>> BEGIN DATA SHOWN

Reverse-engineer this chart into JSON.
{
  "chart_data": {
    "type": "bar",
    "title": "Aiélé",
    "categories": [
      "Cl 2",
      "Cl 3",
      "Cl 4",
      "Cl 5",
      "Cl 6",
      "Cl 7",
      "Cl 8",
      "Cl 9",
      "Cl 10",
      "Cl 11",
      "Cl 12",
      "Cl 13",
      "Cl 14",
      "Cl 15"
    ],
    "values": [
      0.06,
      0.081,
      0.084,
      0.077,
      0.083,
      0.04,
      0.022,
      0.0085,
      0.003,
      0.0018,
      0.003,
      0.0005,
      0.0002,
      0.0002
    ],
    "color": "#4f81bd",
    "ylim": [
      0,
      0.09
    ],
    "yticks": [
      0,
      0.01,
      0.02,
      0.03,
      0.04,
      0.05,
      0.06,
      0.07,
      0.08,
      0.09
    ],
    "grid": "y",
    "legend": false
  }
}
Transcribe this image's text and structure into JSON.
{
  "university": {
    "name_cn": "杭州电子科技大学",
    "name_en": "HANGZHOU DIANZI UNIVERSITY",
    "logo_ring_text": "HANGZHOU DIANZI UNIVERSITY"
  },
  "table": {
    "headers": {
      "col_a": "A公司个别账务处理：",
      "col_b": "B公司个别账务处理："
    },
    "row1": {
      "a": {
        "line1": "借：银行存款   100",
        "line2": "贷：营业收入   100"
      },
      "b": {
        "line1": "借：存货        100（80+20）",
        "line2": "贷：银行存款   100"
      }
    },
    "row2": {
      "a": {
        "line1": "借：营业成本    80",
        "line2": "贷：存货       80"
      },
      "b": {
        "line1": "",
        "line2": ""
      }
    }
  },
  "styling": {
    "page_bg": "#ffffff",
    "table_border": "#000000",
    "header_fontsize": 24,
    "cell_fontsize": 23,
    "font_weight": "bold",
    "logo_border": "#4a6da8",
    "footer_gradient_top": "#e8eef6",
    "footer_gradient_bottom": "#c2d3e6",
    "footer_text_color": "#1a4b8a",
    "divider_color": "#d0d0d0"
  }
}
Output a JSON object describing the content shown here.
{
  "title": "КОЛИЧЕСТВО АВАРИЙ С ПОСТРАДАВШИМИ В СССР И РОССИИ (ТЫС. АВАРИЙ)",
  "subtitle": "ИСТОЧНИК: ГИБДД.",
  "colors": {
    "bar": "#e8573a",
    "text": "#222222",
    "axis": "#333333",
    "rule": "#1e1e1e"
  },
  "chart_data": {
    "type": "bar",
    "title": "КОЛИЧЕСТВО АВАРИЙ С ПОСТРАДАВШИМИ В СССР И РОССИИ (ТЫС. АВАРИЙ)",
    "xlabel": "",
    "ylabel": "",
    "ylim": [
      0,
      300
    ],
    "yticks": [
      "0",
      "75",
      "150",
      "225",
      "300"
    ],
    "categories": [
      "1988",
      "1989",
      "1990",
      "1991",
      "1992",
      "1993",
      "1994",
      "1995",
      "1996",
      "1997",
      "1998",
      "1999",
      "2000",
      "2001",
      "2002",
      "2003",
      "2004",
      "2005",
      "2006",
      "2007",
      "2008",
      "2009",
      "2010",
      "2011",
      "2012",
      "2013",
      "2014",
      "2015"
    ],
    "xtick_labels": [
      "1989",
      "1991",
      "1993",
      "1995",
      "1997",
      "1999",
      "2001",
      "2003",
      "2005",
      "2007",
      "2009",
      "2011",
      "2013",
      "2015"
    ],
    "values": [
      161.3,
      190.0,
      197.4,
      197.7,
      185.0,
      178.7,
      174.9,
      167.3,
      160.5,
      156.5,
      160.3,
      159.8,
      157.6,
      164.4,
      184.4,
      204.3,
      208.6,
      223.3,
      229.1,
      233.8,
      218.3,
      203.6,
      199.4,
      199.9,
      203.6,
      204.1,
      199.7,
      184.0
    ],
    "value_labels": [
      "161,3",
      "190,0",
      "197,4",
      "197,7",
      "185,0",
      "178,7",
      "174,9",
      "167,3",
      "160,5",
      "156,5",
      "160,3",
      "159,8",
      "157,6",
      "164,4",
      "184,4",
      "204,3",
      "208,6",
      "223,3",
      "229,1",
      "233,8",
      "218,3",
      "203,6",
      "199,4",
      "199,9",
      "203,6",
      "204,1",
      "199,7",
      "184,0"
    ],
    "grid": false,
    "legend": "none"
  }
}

>> END DATA SHOWN

Each line in the material above must be retyped without alteration.

Reverse-engineer this chart into JSON.
{
  "chart_data": {
    "type": "bar",
    "title": "Aiélé",
    "categories": [
      "Cl 2",
      "Cl 3",
      "Cl 4",
      "Cl 5",
      "Cl 6",
      "Cl 7",
      "Cl 8",
      "Cl 9",
      "Cl 10",
      "Cl 11",
      "Cl 12",
      "Cl 13",
      "Cl 14",
      "Cl 15"
    ],
    "values": [
      0.06,
      0.081,
      0.084,
      0.077,
      0.083,
      0.04,
      0.022,
      0.0085,
      0.003,
      0.0018,
      0.003,
      0.0005,
      0.0002,
      0.0002
    ],
    "color": "#4f81bd",
    "ylim": [
      0,
      0.09
    ],
    "yticks": [
      0,
      0.01,
      0.02,
      0.03,
      0.04,
      0.05,
      0.06,
      0.07,
      0.08,
      0.09
    ],
    "grid": "y",
    "legend": false
  }
}
Transcribe this image's text and structure into JSON.
{
  "university": {
    "name_cn": "杭州电子科技大学",
    "name_en": "HANGZHOU DIANZI UNIVERSITY",
    "logo_ring_text": "HANGZHOU DIANZI UNIVERSITY"
  },
  "table": {
    "headers": {
      "col_a": "A公司个别账务处理：",
      "col_b": "B公司个别账务处理："
    },
    "row1": {
      "a": {
        "line1": "借：银行存款   100",
        "line2": "贷：营业收入   100"
      },
      "b": {
        "line1": "借：存货        100（80+20）",
        "line2": "贷：银行存款   100"
      }
    },
    "row2": {
      "a": {
        "line1": "借：营业成本    80",
        "line2": "贷：存货       80"
      },
      "b": {
        "line1": "",
        "line2": ""
      }
    }
  },
  "styling": {
    "page_bg": "#ffffff",
    "table_border": "#000000",
    "header_fontsize": 24,
    "cell_fontsize": 23,
    "font_weight": "bold",
    "logo_border": "#4a6da8",
    "footer_gradient_top": "#e8eef6",
    "footer_gradient_bottom": "#c2d3e6",
    "footer_text_color": "#1a4b8a",
    "divider_color": "#d0d0d0"
  }
}
Output a JSON object describing the content shown here.
{
  "title": "КОЛИЧЕСТВО АВАРИЙ С ПОСТРАДАВШИМИ В СССР И РОССИИ (ТЫС. АВАРИЙ)",
  "subtitle": "ИСТОЧНИК: ГИБДД.",
  "colors": {
    "bar": "#e8573a",
    "text": "#222222",
    "axis": "#333333",
    "rule": "#1e1e1e"
  },
  "chart_data": {
    "type": "bar",
    "title": "КОЛИЧЕСТВО АВАРИЙ С ПОСТРАДАВШИМИ В СССР И РОССИИ (ТЫС. АВАРИЙ)",
    "xlabel": "",
    "ylabel": "",
    "ylim": [
      0,
      300
    ],
    "yticks": [
      "0",
      "75",
      "150",
      "225",
      "300"
    ],
    "categories": [
      "1988",
      "1989",
      "1990",
      "1991",
      "1992",
      "1993",
      "1994",
      "1995",
      "1996",
      "1997",
      "1998",
      "1999",
      "2000",
      "2001",
      "2002",
      "2003",
      "2004",
      "2005",
      "2006",
      "2007",
      "2008",
      "2009",
      "2010",
      "2011",
      "2012",
      "2013",
      "2014",
      "2015"
    ],
    "xtick_labels": [
      "1989",
      "1991",
      "1993",
      "1995",
      "1997",
      "1999",
      "2001",
      "2003",
      "2005",
      "2007",
      "2009",
      "2011",
      "2013",
      "2015"
    ],
    "values": [
      161.3,
      190.0,
      197.4,
      197.7,
      185.0,
      178.7,
      174.9,
      167.3,
      160.5,
      156.5,
      160.3,
      159.8,
      157.6,
      164.4,
      184.4,
      204.3,
      208.6,
      223.3,
      229.1,
      233.8,
      218.3,
      203.6,
      199.4,
      199.9,
      203.6,
      204.1,
      199.7,
      184.0
    ],
    "value_labels": [
      "161,3",
      "190,0",
      "197,4",
      "197,7",
      "185,0",
      "178,7",
      "174,9",
      "167,3",
      "160,5",
      "156,5",
      "160,3",
      "159,8",
      "157,6",
      "164,4",
      "184,4",
      "204,3",
      "208,6",
      "223,3",
      "229,1",
      "233,8",
      "218,3",
      "203,6",
      "199,4",
      "199,9",
      "203,6",
      "204,1",
      "199,7",
      "184,0"
    ],
    "grid": false,
    "legend": "none"
  }
}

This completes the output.